*SELECTED EXCERPT*.

★ ★ ★

Spreader graft should also be considered during primary rhinoplasty with patients displaying a disproportion in width between the middle nasal vault and the nasal tip (Toriumi 1995). This disproportion causes disharmony of the line from brow to nasal tip and may lead to surgeons to narrow the tip excessively to make it proportional to the narrow middle nasal vault. This aggressive procedure can produce unsatisfactory aesthetic results and also impair the function of the external nasal valve (Boccieri et al 2005). The bilateral placement of spreader grafts makes it possible to harmonise the line from eyebrow to nasal tip and to use less aggressive surgical procedures on the tip itself (Boccieri et al 2005).

Patients of crooked nose are another group might benefit from spreader grafts (Boccieri 2005). Risk of reoccurrence and collapse of the middle nasal vault is often high after crooked nose correction. The cartilage memory of the nasal septum and the extrinsic forces exerted by the upper lateral cartilages tend to bring the septum back to its original, deviated position (Boccieri 2005). The use of unilateral spreader graft performs the dual function of strengthening and supporting the structure while countering cartilage memory (Boccieri 2005).

★ ★ ★

*DATASET*.
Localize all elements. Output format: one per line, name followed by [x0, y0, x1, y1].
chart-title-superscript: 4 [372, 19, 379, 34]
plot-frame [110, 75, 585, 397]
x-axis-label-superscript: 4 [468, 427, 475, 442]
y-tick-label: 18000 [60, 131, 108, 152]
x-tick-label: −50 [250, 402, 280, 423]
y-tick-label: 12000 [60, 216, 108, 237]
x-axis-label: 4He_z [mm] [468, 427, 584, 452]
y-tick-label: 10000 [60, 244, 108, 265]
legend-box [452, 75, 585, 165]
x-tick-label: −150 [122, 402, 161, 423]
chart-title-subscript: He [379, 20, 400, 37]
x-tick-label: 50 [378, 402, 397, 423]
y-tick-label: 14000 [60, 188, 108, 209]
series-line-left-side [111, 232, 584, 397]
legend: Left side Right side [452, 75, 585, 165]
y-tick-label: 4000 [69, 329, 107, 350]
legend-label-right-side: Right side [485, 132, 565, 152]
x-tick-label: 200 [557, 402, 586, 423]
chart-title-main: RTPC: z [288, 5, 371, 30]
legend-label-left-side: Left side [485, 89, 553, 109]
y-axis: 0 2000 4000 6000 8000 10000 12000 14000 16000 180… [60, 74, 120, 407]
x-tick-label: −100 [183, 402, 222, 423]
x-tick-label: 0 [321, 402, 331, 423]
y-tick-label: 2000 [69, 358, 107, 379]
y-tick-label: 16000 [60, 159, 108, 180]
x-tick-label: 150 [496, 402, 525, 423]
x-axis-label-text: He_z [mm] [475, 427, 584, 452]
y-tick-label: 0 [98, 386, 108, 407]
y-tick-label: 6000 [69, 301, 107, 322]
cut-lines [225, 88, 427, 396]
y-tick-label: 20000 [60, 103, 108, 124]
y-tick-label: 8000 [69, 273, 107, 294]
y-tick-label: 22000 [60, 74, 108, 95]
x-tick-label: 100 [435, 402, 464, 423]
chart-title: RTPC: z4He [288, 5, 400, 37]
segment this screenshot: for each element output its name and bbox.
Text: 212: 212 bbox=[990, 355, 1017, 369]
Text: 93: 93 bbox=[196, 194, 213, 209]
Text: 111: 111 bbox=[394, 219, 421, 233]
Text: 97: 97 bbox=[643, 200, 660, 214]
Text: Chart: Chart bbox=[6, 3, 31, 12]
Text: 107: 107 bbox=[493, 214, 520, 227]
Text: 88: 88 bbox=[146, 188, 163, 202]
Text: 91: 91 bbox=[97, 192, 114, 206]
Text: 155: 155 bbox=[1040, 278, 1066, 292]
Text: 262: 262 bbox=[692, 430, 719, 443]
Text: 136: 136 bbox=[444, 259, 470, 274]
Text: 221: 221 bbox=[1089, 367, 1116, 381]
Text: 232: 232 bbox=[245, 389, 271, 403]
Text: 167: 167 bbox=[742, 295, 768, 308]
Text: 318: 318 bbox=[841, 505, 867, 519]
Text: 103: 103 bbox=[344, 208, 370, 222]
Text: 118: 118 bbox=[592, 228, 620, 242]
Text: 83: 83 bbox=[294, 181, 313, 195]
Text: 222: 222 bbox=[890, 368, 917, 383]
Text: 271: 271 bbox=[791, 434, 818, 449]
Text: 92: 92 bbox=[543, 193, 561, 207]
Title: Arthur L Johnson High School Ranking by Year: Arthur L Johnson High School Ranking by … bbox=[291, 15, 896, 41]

★ ★ ★

*WHAT NEEDS TO BE DONE*. In the spreader graft text, what does using a unilateral spreader graft do in crooked nose correction?

*ANSWER FOR THE TASK*. It strengthens and supports the structure while countering cartilage memory.